▸ **Task instructions**: Pick up the excerpt below on gender equity in sports coaching after its last sentence and carry it forward in the same style.

▸ **Text for analysis**:
There is clear evidence of a metrics-based culture underpinned by a performance-narrative and one in which quality of coaching is not understood. This cultivates a culture in which gender equity is then understood also in numbers: equity is conceived as a representational issue or an issue of access to the system. It is envisioned that women coaches need merely to be represented, given more opportunities to access the system, or to be equipped or fixed to exist in this system. The danger of this is that the structures that produce such inequities (as described by the coaches in section 2.0) remain untouched and women become then the ‘problem’ that need to be fixed. The consequence too of taking a representational stance to the issue is that organisations risk ‘adding gender and stirring’ to their existing ways of working: women are added into a culture and system that is not conducive for coaches per se. The risk of turnover and negative impact on coach wellbeing is greater because the culture and practices remained unscrutinised. The evidence of this was the participants’ response to what gender equality means to them. For the NGBs, it was a shared assertion that success is seen as men and women have equal access and opportunities to the coaching system:
I think gender equality for me, it doesn’t matter whether it’s in a coaching context, performance or otherwise. For me, gender equality is that women have equal opportunities within any environment…It’s an opportunity to develop and women should be in a position to get the same opportunities as men. (NGB representative four)
[It is] the opportunity for women and men to be able to access that coach pathway. I think that a lot of the barriers are to do with what’s perceived as equal and I think we need to perhaps work more vigorously as an NGB to make, or improve the awareness around the opportunities that we offer for coaches both male and female.(NGB representative three)
Gender equality within a high performance seeing would also mean that both sets of genders were given an equal opportunity or given an equal chance to potentially go for one of the high–performance roles, rather than feeling that they’re only limited (NGB representative one)
It’s about looking at the systemic structures of our organisations, of our qualifications, of our development and have the genders got, not just access to, equal access to. (NGB representative five)

Stored items:

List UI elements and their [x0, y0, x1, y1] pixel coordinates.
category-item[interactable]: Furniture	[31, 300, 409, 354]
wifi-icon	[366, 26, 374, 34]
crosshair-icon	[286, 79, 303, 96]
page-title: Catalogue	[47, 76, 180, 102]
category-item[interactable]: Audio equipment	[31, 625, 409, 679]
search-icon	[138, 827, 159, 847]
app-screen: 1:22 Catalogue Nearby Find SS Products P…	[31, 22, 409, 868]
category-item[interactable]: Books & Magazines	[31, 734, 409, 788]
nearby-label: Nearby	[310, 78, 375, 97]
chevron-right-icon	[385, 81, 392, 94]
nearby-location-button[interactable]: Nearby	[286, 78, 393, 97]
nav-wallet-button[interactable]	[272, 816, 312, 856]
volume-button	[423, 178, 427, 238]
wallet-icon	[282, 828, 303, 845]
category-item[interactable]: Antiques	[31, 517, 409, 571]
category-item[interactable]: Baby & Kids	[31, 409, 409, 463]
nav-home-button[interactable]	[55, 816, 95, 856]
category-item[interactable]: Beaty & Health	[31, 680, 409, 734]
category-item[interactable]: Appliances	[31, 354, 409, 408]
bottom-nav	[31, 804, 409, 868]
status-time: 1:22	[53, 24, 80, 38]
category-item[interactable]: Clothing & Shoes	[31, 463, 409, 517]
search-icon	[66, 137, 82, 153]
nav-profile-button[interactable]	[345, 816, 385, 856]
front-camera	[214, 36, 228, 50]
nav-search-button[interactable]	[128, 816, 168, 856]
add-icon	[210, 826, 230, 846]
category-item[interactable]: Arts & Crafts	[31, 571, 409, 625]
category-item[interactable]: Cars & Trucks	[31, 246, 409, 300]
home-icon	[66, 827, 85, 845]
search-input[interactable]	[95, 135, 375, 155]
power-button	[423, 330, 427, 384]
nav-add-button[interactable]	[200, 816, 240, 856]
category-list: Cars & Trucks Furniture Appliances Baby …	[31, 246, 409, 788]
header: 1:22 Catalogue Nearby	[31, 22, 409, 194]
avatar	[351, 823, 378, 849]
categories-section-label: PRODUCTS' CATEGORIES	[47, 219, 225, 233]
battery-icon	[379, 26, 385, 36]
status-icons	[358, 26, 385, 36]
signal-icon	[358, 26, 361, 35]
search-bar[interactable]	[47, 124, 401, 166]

▸ **Written reply**:
It also means that opportunities for people again regardless of gender, to develop into those roles are supported by the governing body and by the home country athletics federations, by the athletics clubs. (NGB representative two)
The terms ‘equality’ and ‘equity’ were often used interchangeably and conflated. Nevertheless, however the NGB defined it, for these participants, success was also a matter of equalising representation and numbers of women coaches:
Gender equality would be that the end would be that the coaching workforce is representative of…the sport and the makeup of…those participating in the sport… I guess you could divide down at the club coaching level, our coaching workforce should be, is this a phrase…gender equalised against the make-up of the athletes in those clubs. (NGB representative five)
To me, gender equality would simply mean, having an appropriate number of coaches with similar ratios, so having male to female ratios, operating with athletes or operating within an organisation or a club (NGB representative one)
For one NGB, there appeared to be some understanding that gender equity was about focusing on the structures that promoted inclusion or exclusion, that equity would be realised when people are appointed to coaching positions on merit (judged on ability) and when there was a ‘fair’ system in place that rewarded coaches (in terms of pay and promotion). But there was little understanding of culture across all five NGBs and how this culture was supporting an unjust, discriminatory, and exclusive gendered coaching system.